The task:
Tally every line featuring "title", then give that tally alone.

== Working data

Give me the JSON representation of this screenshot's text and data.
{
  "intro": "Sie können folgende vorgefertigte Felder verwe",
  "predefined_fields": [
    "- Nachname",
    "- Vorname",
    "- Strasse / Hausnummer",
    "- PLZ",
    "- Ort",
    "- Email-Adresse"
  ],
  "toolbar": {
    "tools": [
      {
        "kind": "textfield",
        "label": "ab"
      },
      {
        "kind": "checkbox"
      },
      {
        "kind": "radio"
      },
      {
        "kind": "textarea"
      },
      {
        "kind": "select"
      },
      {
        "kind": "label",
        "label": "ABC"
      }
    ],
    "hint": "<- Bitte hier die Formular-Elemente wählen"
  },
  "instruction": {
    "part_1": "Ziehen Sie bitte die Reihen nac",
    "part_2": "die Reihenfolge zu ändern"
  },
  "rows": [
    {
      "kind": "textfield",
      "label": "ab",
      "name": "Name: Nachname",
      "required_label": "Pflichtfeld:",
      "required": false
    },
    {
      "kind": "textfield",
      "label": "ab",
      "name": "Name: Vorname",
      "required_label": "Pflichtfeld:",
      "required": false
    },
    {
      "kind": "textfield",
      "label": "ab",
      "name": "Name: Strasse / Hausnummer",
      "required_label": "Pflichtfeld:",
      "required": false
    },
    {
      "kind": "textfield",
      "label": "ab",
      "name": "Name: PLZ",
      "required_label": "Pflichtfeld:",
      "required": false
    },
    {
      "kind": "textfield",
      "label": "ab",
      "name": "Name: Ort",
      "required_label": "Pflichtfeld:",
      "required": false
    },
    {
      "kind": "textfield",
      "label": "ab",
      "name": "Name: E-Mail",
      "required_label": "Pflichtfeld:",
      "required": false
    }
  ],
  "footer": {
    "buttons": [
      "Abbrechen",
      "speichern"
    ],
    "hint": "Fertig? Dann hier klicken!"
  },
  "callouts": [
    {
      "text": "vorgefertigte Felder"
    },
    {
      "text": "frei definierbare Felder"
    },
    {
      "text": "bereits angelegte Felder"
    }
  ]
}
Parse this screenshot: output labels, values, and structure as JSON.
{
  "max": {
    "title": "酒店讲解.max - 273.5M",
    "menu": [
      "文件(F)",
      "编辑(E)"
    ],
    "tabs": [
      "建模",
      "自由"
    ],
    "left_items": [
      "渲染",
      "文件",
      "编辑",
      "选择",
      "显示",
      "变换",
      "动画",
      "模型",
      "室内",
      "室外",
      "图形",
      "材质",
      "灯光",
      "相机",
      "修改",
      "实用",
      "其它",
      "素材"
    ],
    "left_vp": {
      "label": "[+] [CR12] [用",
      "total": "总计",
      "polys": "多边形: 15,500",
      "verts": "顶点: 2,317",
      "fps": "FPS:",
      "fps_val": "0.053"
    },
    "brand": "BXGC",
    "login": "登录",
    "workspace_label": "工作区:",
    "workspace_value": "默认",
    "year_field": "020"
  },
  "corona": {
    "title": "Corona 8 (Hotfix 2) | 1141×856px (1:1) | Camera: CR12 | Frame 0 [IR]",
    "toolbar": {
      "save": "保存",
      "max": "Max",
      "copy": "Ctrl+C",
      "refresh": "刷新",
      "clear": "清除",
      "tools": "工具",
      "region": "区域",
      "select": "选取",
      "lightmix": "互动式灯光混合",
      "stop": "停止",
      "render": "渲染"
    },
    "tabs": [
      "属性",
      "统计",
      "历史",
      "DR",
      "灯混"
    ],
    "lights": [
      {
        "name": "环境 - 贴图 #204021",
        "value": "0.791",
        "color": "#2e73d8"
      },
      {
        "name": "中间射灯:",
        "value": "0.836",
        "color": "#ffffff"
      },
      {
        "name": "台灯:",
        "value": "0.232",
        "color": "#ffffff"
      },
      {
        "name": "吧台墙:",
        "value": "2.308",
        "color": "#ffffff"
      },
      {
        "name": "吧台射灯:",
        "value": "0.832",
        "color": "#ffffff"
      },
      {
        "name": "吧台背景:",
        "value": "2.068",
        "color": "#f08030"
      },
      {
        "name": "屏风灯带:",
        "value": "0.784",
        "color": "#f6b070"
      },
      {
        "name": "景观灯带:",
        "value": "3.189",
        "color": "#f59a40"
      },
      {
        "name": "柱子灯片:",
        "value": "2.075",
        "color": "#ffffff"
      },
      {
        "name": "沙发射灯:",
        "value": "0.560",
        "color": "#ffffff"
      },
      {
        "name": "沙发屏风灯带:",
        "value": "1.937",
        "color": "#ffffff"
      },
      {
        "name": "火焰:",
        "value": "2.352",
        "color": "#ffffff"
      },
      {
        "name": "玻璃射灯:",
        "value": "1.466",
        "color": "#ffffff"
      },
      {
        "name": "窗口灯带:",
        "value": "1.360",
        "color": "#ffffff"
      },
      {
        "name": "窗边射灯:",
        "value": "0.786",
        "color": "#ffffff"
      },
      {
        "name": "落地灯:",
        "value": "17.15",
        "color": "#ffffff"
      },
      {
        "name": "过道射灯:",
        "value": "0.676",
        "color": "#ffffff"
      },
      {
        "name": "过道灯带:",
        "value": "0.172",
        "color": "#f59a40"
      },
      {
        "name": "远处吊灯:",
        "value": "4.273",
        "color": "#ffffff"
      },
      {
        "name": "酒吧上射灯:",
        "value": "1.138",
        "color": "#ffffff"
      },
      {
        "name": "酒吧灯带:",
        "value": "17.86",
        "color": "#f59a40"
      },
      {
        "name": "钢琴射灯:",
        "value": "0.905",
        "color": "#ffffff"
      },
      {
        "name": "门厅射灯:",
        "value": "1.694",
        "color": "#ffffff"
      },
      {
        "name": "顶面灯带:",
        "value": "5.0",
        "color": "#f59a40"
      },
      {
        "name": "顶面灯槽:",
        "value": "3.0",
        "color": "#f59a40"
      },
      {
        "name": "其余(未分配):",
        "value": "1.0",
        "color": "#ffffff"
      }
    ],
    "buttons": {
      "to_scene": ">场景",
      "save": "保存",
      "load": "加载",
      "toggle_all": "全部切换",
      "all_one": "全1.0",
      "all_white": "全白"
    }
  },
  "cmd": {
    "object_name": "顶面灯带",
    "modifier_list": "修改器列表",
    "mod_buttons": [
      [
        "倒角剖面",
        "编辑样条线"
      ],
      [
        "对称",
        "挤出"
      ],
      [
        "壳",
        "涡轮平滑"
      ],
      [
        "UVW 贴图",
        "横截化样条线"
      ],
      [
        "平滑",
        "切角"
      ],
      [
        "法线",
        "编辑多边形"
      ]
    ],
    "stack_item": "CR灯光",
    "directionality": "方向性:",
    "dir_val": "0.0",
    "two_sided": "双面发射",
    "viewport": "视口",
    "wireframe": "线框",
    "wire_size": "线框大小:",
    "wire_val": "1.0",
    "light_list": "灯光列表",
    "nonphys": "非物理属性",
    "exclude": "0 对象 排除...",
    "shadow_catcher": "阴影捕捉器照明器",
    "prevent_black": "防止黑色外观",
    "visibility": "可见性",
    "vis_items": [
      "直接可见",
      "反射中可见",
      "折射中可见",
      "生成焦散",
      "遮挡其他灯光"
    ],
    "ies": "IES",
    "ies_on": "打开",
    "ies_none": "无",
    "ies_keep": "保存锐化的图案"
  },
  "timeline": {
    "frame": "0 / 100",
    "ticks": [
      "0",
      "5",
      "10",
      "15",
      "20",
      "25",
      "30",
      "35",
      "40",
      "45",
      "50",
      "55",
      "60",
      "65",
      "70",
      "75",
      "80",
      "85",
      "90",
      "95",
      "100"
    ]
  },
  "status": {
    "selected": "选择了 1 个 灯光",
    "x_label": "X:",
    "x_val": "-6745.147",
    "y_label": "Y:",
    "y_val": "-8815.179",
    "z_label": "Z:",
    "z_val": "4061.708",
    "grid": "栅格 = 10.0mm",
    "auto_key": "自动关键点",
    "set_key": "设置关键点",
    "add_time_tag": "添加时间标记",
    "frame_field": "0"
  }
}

====

Task output:
2